* BEGIN *
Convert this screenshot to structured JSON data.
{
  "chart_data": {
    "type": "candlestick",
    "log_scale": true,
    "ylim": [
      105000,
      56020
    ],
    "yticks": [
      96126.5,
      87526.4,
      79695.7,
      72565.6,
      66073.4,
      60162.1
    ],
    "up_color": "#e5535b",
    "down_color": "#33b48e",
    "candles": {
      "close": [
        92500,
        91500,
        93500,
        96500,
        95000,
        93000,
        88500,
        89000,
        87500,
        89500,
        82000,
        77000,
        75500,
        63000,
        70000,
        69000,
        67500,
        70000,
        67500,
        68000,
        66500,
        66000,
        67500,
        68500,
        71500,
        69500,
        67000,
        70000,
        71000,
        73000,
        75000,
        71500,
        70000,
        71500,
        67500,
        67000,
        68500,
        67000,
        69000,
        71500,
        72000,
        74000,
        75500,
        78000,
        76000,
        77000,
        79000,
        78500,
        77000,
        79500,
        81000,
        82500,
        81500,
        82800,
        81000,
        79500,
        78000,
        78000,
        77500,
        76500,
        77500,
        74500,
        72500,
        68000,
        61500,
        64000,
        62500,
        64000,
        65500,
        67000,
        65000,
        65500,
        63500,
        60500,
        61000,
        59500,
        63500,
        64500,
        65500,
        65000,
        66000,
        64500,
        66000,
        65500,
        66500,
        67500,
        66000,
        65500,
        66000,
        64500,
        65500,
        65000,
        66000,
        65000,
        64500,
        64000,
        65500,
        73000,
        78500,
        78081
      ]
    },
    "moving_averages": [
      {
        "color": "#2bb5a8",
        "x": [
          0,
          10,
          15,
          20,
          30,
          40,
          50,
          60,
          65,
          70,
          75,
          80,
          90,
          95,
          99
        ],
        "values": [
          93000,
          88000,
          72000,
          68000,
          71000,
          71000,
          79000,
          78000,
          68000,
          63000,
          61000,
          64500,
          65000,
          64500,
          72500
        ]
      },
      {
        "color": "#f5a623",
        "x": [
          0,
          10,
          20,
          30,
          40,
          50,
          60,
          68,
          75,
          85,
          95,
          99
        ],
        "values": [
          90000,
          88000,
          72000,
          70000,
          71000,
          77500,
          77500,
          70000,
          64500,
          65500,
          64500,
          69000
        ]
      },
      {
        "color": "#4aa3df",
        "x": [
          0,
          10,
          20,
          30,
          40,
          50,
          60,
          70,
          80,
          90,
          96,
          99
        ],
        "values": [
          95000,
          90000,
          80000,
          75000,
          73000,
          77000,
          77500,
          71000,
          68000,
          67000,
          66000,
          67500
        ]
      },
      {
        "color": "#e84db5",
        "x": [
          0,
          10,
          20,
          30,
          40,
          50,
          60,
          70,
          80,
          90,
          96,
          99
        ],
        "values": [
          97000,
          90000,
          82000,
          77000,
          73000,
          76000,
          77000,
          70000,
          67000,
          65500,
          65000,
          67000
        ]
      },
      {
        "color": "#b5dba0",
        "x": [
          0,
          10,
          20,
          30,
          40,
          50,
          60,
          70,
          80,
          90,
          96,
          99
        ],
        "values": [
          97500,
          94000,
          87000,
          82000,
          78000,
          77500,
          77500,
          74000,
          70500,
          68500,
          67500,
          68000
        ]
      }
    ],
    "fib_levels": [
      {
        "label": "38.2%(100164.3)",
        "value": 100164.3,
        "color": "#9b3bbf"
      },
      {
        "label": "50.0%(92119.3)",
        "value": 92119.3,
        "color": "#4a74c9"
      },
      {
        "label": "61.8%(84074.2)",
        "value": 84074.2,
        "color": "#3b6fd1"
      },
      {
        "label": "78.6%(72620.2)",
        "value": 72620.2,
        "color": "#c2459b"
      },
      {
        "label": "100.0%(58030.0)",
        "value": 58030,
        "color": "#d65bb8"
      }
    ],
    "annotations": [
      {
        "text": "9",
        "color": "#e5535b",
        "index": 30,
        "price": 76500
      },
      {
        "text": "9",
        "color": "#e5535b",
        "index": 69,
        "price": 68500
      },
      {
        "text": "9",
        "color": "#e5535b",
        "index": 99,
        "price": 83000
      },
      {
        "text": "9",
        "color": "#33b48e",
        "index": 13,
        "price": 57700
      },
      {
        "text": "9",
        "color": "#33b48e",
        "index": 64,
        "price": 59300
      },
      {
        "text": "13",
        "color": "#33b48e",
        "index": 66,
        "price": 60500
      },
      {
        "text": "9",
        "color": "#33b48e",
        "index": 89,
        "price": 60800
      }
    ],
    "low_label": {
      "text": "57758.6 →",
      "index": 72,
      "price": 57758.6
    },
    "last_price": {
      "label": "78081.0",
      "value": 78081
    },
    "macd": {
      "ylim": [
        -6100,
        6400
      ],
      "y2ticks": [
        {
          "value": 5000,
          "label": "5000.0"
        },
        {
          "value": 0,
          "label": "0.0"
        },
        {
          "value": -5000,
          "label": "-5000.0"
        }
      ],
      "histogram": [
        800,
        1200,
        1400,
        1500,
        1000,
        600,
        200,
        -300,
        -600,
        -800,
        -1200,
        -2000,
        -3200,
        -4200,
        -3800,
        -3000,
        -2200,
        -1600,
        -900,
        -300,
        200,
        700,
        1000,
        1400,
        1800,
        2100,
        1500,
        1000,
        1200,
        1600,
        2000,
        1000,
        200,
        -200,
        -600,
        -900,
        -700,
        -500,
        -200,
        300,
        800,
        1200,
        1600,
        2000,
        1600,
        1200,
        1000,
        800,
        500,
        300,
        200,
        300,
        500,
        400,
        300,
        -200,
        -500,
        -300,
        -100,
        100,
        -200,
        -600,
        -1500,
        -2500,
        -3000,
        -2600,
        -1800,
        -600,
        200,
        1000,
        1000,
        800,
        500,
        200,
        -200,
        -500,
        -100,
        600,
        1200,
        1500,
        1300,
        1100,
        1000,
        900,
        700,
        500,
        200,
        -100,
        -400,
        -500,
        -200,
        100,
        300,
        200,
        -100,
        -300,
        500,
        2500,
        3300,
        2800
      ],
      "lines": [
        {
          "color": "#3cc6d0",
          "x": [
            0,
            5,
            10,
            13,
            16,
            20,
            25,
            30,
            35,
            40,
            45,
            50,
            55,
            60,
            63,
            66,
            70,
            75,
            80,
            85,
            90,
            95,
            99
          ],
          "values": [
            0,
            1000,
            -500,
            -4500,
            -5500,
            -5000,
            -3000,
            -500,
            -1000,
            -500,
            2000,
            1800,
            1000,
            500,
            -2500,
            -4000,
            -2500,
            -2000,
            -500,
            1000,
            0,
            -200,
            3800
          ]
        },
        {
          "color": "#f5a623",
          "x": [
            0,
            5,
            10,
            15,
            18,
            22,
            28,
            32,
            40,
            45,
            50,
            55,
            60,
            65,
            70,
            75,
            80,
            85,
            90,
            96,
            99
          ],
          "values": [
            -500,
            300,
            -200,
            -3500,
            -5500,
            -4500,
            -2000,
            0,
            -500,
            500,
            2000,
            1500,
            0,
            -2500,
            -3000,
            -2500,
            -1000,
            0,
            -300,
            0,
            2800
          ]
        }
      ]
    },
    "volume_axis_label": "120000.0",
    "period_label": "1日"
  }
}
* END *
> [Set exercise]:
Above are some records; repeat all of them exactly.

> [Solution for this task]:
Convert this screenshot to structured JSON data.
{
  "chart_data": {
    "type": "candlestick",
    "log_scale": true,
    "ylim": [
      105000,
      56020
    ],
    "yticks": [
      96126.5,
      87526.4,
      79695.7,
      72565.6,
      66073.4,
      60162.1
    ],
    "up_color": "#e5535b",
    "down_color": "#33b48e",
    "candles": {
      "close": [
        92500,
        91500,
        93500,
        96500,
        95000,
        93000,
        88500,
        89000,
        87500,
        89500,
        82000,
        77000,
        75500,
        63000,
        70000,
        69000,
        67500,
        70000,
        67500,
        68000,
        66500,
        66000,
        67500,
        68500,
        71500,
        69500,
        67000,
        70000,
        71000,
        73000,
        75000,
        71500,
        70000,
        71500,
        67500,
        67000,
        68500,
        67000,
        69000,
        71500,
        72000,
        74000,
        75500,
        78000,
        76000,
        77000,
        79000,
        78500,
        77000,
        79500,
        81000,
        82500,
        81500,
        82800,
        81000,
        79500,
        78000,
        78000,
        77500,
        76500,
        77500,
        74500,
        72500,
        68000,
        61500,
        64000,
        62500,
        64000,
        65500,
        67000,
        65000,
        65500,
        63500,
        60500,
        61000,
        59500,
        63500,
        64500,
        65500,
        65000,
        66000,
        64500,
        66000,
        65500,
        66500,
        67500,
        66000,
        65500,
        66000,
        64500,
        65500,
        65000,
        66000,
        65000,
        64500,
        64000,
        65500,
        73000,
        78500,
        78081
      ]
    },
    "moving_averages": [
      {
        "color": "#2bb5a8",
        "x": [
          0,
          10,
          15,
          20,
          30,
          40,
          50,
          60,
          65,
          70,
          75,
          80,
          90,
          95,
          99
        ],
        "values": [
          93000,
          88000,
          72000,
          68000,
          71000,
          71000,
          79000,
          78000,
          68000,
          63000,
          61000,
          64500,
          65000,
          64500,
          72500
        ]
      },
      {
        "color": "#f5a623",
        "x": [
          0,
          10,
          20,
          30,
          40,
          50,
          60,
          68,
          75,
          85,
          95,
          99
        ],
        "values": [
          90000,
          88000,
          72000,
          70000,
          71000,
          77500,
          77500,
          70000,
          64500,
          65500,
          64500,
          69000
        ]
      },
      {
        "color": "#4aa3df",
        "x": [
          0,
          10,
          20,
          30,
          40,
          50,
          60,
          70,
          80,
          90,
          96,
          99
        ],
        "values": [
          95000,
          90000,
          80000,
          75000,
          73000,
          77000,
          77500,
          71000,
          68000,
          67000,
          66000,
          67500
        ]
      },
      {
        "color": "#e84db5",
        "x": [
          0,
          10,
          20,
          30,
          40,
          50,
          60,
          70,
          80,
          90,
          96,
          99
        ],
        "values": [
          97000,
          90000,
          82000,
          77000,
          73000,
          76000,
          77000,
          70000,
          67000,
          65500,
          65000,
          67000
        ]
      },
      {
        "color": "#b5dba0",
        "x": [
          0,
          10,
          20,
          30,
          40,
          50,
          60,
          70,
          80,
          90,
          96,
          99
        ],
        "values": [
          97500,
          94000,
          87000,
          82000,
          78000,
          77500,
          77500,
          74000,
          70500,
          68500,
          67500,
          68000
        ]
      }
    ],
    "fib_levels": [
      {
        "label": "38.2%(100164.3)",
        "value": 100164.3,
        "color": "#9b3bbf"
      },
      {
        "label": "50.0%(92119.3)",
        "value": 92119.3,
        "color": "#4a74c9"
      },
      {
        "label": "61.8%(84074.2)",
        "value": 84074.2,
        "color": "#3b6fd1"
      },
      {
        "label": "78.6%(72620.2)",
        "value": 72620.2,
        "color": "#c2459b"
      },
      {
        "label": "100.0%(58030.0)",
        "value": 58030,
        "color": "#d65bb8"
      }
    ],
    "annotations": [
      {
        "text": "9",
        "color": "#e5535b",
        "index": 30,
        "price": 76500
      },
      {
        "text": "9",
        "color": "#e5535b",
        "index": 69,
        "price": 68500
      },
      {
        "text": "9",
        "color": "#e5535b",
        "index": 99,
        "price": 83000
      },
      {
        "text": "9",
        "color": "#33b48e",
        "index": 13,
        "price": 57700
      },
      {
        "text": "9",
        "color": "#33b48e",
        "index": 64,
        "price": 59300
      },
      {
        "text": "13",
        "color": "#33b48e",
        "index": 66,
        "price": 60500
      },
      {
        "text": "9",
        "color": "#33b48e",
        "index": 89,
        "price": 60800
      }
    ],
    "low_label": {
      "text": "57758.6 →",
      "index": 72,
      "price": 57758.6
    },
    "last_price": {
      "label": "78081.0",
      "value": 78081
    },
    "macd": {
      "ylim": [
        -6100,
        6400
      ],
      "y2ticks": [
        {
          "value": 5000,
          "label": "5000.0"
        },
        {
          "value": 0,
          "label": "0.0"
        },
        {
          "value": -5000,
          "label": "-5000.0"
        }
      ],
      "histogram": [
        800,
        1200,
        1400,
        1500,
        1000,
        600,
        200,
        -300,
        -600,
        -800,
        -1200,
        -2000,
        -3200,
        -4200,
        -3800,
        -3000,
        -2200,
        -1600,
        -900,
        -300,
        200,
        700,
        1000,
        1400,
        1800,
        2100,
        1500,
        1000,
        1200,
        1600,
        2000,
        1000,
        200,
        -200,
        -600,
        -900,
        -700,
        -500,
        -200,
        300,
        800,
        1200,
        1600,
        2000,
        1600,
        1200,
        1000,
        800,
        500,
        300,
        200,
        300,
        500,
        400,
        300,
        -200,
        -500,
        -300,
        -100,
        100,
        -200,
        -600,
        -1500,
        -2500,
        -3000,
        -2600,
        -1800,
        -600,
        200,
        1000,
        1000,
        800,
        500,
        200,
        -200,
        -500,
        -100,
        600,
        1200,
        1500,
        1300,
        1100,
        1000,
        900,
        700,
        500,
        200,
        -100,
        -400,
        -500,
        -200,
        100,
        300,
        200,
        -100,
        -300,
        500,
        2500,
        3300,
        2800
      ],
      "lines": [
        {
          "color": "#3cc6d0",
          "x": [
            0,
            5,
            10,
            13,
            16,
            20,
            25,
            30,
            35,
            40,
            45,
            50,
            55,
            60,
            63,
            66,
            70,
            75,
            80,
            85,
            90,
            95,
            99
          ],
          "values": [
            0,
            1000,
            -500,
            -4500,
            -5500,
            -5000,
            -3000,
            -500,
            -1000,
            -500,
            2000,
            1800,
            1000,
            500,
            -2500,
            -4000,
            -2500,
            -2000,
            -500,
            1000,
            0,
            -200,
            3800
          ]
        },
        {
          "color": "#f5a623",
          "x": [
            0,
            5,
            10,
            15,
            18,
            22,
            28,
            32,
            40,
            45,
            50,
            55,
            60,
            65,
            70,
            75,
            80,
            85,
            90,
            96,
            99
          ],
          "values": [
            -500,
            300,
            -200,
            -3500,
            -5500,
            -4500,
            -2000,
            0,
            -500,
            500,
            2000,
            1500,
            0,
            -2500,
            -3000,
            -2500,
            -1000,
            0,
            -300,
            0,
            2800
          ]
        }
      ]
    },
    "volume_axis_label": "120000.0",
    "period_label": "1日"
  }
}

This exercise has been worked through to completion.